• [WHAT NEEDS TO BE DONE] With "gäller" as the search word, show every line of the material that has it.

___

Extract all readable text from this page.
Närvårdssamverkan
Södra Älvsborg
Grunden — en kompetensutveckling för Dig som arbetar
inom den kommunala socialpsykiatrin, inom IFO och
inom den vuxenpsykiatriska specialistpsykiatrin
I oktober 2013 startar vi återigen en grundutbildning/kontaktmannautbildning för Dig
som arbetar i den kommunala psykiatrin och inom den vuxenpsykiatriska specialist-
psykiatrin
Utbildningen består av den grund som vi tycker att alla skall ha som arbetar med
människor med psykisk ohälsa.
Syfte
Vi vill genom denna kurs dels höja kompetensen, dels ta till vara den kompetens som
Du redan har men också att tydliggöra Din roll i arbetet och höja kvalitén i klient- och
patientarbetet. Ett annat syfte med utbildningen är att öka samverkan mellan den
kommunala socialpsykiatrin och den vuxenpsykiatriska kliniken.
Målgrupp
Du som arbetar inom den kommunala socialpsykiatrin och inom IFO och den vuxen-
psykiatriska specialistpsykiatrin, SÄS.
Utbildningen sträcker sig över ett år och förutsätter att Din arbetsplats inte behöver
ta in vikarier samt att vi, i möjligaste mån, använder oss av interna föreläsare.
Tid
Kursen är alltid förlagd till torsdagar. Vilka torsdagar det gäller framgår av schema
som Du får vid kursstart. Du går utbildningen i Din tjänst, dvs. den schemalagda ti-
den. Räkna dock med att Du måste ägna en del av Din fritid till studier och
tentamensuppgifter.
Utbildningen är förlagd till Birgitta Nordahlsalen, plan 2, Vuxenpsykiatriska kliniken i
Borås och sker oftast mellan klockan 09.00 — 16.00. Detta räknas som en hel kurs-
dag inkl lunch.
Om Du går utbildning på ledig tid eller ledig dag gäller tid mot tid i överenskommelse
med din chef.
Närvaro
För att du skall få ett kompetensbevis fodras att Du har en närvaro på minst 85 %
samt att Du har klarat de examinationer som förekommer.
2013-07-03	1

___

• [EXERCISE OUTPUT]
Kursen är alltid förlagd till torsdagar. Vilka torsdagar det gäller framgår av schema
Om Du går utbildning på ledig tid eller ledig dag gäller tid mot tid i överenskommelse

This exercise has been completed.